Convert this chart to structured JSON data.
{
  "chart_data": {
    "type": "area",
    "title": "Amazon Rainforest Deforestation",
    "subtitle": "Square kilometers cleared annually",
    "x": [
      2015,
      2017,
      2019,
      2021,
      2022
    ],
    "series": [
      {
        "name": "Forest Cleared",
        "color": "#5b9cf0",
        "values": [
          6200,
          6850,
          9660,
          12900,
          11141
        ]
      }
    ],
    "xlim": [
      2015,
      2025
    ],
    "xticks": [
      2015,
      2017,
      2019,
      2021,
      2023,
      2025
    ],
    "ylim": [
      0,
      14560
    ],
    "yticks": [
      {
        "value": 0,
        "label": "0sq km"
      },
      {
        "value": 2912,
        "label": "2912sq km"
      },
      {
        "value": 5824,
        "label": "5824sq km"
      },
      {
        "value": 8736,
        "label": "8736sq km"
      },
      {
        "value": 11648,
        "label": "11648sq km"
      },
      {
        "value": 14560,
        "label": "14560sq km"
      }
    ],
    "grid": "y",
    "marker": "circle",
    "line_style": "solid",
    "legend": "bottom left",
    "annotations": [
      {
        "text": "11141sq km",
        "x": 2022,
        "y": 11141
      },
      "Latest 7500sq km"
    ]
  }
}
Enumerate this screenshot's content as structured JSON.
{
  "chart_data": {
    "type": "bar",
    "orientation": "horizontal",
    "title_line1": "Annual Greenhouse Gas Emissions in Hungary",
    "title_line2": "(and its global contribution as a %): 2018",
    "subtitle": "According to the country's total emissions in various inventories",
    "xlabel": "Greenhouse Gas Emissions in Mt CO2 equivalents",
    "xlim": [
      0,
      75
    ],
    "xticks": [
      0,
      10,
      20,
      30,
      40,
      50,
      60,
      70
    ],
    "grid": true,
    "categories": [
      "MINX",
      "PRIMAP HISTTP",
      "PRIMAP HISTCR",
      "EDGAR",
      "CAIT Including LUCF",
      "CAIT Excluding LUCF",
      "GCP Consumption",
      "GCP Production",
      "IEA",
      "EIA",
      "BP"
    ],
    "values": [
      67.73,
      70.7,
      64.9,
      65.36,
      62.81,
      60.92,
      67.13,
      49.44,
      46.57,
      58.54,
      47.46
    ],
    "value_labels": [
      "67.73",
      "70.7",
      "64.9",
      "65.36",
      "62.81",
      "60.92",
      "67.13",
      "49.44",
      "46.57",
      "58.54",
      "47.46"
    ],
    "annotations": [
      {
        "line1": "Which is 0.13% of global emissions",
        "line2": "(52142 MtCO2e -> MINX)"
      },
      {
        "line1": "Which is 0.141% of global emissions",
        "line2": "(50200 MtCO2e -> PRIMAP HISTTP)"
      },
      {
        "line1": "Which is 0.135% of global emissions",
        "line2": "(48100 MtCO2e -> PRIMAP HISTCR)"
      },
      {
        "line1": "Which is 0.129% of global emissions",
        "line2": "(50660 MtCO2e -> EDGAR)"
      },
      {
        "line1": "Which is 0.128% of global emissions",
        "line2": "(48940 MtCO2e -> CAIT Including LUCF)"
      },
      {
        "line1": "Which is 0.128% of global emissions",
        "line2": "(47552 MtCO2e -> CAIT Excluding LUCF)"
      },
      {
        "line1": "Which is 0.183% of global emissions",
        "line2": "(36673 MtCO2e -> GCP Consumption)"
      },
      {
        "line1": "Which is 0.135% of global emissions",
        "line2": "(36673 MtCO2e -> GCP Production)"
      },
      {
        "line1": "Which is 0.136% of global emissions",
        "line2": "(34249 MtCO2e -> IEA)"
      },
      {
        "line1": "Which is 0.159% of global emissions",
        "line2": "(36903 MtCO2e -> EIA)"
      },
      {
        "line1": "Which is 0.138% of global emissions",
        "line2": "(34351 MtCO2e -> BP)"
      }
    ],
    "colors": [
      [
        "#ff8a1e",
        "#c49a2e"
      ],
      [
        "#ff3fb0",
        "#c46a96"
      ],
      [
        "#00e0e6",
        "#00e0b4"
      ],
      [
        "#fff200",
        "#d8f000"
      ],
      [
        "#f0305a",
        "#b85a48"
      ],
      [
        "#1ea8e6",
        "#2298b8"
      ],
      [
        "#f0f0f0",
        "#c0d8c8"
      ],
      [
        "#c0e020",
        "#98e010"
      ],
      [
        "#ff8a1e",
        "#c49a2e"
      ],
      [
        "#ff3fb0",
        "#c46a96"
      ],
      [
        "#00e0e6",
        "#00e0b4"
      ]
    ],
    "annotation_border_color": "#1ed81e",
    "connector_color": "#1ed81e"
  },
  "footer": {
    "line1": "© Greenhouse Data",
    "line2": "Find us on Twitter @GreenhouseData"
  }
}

━━━━━━

YOUR TASK: Find the word "Including" in the data and copy out each line where it turns up.

WRITTEN RESPONSE:
      "CAIT Including LUCF",
        "line2": "(48940 MtCO2e -> CAIT Including LUCF)"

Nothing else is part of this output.